**** Exercise input

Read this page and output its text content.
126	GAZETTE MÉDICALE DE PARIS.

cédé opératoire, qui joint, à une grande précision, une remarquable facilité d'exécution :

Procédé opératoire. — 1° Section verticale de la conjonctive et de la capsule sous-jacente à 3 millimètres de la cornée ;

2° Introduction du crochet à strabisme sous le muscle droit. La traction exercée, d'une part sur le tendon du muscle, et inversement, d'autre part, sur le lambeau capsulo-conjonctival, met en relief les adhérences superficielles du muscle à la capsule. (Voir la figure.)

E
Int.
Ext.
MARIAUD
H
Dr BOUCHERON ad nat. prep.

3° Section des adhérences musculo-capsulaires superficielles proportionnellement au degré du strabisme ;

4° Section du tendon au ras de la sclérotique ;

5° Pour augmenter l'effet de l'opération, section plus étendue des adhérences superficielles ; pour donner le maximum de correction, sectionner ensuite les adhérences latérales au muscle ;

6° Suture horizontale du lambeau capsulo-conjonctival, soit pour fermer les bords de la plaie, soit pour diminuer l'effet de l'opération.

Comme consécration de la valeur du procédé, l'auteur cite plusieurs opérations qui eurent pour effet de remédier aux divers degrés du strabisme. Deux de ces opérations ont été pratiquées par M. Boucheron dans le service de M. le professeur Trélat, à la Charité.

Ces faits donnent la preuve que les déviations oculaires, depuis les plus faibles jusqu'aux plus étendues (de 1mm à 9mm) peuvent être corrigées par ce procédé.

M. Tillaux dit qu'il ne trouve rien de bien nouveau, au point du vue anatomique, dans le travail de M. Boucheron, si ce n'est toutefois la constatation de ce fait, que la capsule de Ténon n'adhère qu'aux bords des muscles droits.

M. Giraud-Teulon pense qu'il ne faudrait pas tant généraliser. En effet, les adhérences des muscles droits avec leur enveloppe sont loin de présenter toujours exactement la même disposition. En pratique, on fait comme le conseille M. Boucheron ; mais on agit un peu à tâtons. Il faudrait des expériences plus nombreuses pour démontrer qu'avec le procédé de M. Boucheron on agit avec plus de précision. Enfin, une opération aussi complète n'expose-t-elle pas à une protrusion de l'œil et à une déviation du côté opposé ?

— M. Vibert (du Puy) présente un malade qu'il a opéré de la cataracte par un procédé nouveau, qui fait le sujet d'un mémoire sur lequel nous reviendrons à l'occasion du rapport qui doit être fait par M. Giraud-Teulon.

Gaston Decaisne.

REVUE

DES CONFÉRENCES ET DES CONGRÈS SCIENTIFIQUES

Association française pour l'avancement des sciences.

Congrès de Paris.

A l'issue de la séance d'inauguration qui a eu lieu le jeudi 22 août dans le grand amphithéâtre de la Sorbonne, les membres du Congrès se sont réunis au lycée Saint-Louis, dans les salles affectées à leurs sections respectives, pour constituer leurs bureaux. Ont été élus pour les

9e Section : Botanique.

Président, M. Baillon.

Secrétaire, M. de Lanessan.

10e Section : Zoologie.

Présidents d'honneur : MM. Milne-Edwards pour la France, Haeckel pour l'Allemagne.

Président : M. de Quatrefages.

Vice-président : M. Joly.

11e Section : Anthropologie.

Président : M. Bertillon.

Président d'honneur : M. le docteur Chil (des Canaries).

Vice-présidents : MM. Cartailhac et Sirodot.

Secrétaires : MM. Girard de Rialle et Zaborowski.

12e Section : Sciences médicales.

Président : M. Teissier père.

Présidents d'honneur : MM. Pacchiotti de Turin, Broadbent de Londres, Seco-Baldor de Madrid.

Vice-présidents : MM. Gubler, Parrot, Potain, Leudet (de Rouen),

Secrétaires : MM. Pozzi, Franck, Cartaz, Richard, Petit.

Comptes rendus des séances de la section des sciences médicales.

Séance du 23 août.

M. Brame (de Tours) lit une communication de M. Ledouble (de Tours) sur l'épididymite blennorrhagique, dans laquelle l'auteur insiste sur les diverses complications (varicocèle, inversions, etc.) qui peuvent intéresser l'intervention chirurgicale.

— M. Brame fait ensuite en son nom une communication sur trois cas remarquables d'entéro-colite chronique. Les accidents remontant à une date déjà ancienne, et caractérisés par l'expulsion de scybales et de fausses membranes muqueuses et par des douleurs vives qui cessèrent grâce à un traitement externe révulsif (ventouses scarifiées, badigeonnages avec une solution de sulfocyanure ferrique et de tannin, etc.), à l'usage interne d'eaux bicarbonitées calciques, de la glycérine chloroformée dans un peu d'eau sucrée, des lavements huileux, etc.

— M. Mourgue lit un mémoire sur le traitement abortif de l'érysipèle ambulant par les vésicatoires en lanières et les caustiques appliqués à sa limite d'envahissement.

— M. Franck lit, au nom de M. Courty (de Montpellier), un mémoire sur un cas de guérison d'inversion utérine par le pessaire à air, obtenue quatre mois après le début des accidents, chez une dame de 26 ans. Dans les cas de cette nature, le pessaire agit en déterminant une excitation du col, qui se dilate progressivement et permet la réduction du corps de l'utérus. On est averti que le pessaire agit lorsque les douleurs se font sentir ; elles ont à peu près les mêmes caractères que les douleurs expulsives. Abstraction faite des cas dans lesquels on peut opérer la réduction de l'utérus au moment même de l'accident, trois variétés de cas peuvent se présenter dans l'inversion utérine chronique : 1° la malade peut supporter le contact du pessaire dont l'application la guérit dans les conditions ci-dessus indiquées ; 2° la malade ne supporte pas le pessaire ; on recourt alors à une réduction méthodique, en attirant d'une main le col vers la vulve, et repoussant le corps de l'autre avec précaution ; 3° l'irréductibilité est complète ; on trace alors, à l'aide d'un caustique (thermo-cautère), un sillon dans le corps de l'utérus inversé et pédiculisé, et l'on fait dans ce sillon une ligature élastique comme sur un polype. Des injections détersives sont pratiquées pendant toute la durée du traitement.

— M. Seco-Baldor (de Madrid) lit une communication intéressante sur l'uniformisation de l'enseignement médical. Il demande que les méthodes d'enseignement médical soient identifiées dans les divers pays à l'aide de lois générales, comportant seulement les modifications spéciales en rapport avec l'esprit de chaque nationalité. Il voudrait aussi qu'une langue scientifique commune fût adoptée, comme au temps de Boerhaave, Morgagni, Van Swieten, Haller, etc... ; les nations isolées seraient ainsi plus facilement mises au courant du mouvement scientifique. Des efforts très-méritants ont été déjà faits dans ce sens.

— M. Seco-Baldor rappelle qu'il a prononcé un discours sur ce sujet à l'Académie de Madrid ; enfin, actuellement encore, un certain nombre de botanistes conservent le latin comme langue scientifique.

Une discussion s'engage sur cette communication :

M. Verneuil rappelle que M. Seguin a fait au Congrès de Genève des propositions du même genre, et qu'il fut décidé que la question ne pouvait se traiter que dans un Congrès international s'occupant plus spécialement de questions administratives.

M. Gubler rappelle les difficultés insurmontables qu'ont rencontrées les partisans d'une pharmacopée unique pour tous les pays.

********

Objective ▸
Copy out all lines above that include the string "langue".

Exercise answer ▸
— M. Seco-Baldor (de Madrid) lit une communication intéressante sur l'uniformisation de l'enseignement médical. Il demande que les méthodes d'enseignement médical soient identifiées dans les divers pays à l'aide de lois générales, comportant seulement les modifications spéciales en rapport avec l'esprit de chaque nationalité. Il voudrait aussi qu'une langue scientifique commune fût adoptée, comme au temps de Boerhaave, Morgagni, Van Swieten, Haller, etc... ; les nations isolées seraient ainsi plus facilement mises au courant du mouvement scientifique. Des efforts très-méritants ont été déjà faits dans ce sens.
— M. Seco-Baldor rappelle qu'il a prononcé un discours sur ce sujet à l'Académie de Madrid ; enfin, actuellement encore, un certain nombre de botanistes conservent le latin comme langue scientifique.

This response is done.